What this task involves
Report, word for word, every line of the material that contains "JSON".

Entries shown
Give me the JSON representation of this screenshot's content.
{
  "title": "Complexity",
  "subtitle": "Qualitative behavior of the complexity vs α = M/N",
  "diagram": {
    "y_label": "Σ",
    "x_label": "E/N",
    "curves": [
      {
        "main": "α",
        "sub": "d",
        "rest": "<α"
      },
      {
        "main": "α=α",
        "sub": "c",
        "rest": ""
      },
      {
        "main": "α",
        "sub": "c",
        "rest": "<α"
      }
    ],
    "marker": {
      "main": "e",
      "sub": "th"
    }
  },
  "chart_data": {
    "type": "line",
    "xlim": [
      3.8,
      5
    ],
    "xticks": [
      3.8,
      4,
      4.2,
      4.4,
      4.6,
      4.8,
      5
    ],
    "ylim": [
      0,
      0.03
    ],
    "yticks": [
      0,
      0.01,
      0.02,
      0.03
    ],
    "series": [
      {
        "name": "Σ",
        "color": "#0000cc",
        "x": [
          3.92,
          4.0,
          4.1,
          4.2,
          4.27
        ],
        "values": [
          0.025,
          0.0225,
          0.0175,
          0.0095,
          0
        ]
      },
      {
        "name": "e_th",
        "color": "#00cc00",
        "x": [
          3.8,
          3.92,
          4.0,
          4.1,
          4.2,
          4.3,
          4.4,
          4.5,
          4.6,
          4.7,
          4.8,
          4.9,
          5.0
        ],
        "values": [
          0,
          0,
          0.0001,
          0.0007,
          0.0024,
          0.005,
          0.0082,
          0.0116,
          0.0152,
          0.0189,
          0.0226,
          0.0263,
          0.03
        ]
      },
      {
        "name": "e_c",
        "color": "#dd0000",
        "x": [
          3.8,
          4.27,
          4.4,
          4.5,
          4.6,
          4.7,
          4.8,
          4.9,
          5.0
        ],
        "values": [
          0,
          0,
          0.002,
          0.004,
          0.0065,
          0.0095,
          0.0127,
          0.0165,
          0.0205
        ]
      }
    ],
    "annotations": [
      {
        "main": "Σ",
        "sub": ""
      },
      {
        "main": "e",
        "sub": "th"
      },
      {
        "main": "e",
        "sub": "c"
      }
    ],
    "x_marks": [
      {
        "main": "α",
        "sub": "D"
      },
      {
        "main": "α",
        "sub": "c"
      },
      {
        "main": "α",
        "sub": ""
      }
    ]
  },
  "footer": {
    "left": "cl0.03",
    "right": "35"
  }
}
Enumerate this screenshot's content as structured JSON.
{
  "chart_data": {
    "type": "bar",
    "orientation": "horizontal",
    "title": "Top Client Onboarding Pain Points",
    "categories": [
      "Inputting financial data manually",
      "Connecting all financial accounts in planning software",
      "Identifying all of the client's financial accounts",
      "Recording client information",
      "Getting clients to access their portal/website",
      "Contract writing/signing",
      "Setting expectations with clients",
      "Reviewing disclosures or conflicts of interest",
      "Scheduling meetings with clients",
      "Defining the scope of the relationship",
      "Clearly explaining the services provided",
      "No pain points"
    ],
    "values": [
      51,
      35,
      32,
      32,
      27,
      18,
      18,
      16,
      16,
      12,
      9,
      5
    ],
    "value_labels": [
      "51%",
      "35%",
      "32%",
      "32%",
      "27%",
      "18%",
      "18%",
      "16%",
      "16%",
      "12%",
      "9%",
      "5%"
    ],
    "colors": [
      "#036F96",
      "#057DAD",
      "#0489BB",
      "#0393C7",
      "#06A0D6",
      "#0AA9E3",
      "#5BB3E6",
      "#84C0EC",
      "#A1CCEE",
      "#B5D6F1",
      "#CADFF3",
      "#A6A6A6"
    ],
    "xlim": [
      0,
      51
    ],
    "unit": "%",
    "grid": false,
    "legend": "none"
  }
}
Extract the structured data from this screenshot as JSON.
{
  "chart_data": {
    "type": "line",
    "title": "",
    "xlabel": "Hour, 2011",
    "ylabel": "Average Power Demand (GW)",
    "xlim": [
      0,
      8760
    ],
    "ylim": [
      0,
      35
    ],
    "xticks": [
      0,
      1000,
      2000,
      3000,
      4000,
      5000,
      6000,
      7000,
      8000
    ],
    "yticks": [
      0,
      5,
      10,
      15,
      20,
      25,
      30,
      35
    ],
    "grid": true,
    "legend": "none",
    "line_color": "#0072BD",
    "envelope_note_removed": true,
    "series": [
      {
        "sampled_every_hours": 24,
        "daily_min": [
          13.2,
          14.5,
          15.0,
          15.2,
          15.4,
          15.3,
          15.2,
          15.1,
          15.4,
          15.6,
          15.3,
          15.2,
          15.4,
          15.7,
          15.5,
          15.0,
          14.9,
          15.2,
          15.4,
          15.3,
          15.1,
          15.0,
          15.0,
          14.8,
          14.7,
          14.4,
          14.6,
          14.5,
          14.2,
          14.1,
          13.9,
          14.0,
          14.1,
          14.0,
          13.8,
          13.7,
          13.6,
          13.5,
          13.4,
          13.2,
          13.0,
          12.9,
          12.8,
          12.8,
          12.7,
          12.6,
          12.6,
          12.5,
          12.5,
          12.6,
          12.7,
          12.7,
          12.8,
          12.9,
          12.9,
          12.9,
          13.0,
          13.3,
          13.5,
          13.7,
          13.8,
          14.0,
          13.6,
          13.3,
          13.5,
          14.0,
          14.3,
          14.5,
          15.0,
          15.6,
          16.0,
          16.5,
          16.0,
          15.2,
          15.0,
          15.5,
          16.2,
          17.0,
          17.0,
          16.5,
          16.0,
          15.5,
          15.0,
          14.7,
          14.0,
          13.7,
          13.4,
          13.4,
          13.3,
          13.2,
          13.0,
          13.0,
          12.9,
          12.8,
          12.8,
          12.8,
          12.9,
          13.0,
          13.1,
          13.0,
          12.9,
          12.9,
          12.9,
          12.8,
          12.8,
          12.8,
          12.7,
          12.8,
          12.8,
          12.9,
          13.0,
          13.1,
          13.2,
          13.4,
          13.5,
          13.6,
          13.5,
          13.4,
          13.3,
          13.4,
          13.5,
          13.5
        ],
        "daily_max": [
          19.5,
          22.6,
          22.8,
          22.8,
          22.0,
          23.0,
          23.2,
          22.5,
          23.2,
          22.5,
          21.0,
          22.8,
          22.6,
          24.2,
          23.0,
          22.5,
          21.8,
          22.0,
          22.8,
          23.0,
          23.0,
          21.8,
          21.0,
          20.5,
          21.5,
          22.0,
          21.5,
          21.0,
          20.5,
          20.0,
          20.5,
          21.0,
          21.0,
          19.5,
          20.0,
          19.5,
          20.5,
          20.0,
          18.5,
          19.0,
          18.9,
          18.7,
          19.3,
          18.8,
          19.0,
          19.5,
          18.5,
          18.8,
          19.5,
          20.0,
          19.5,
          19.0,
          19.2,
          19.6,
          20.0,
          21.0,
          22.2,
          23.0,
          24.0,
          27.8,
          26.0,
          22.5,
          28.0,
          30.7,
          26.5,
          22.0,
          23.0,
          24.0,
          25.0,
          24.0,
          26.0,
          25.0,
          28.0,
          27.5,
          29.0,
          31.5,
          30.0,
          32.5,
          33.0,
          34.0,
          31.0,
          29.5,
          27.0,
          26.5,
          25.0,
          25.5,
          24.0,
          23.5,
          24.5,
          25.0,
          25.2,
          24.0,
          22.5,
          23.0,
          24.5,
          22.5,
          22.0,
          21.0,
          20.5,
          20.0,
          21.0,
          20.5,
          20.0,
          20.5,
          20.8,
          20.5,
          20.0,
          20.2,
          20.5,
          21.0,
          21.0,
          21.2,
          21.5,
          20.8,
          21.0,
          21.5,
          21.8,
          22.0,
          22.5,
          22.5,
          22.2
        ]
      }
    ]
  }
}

Output for this task
Give me the JSON representation of this screenshot's content.
Enumerate this screenshot's content as structured JSON.
Extract the structured data from this screenshot as JSON.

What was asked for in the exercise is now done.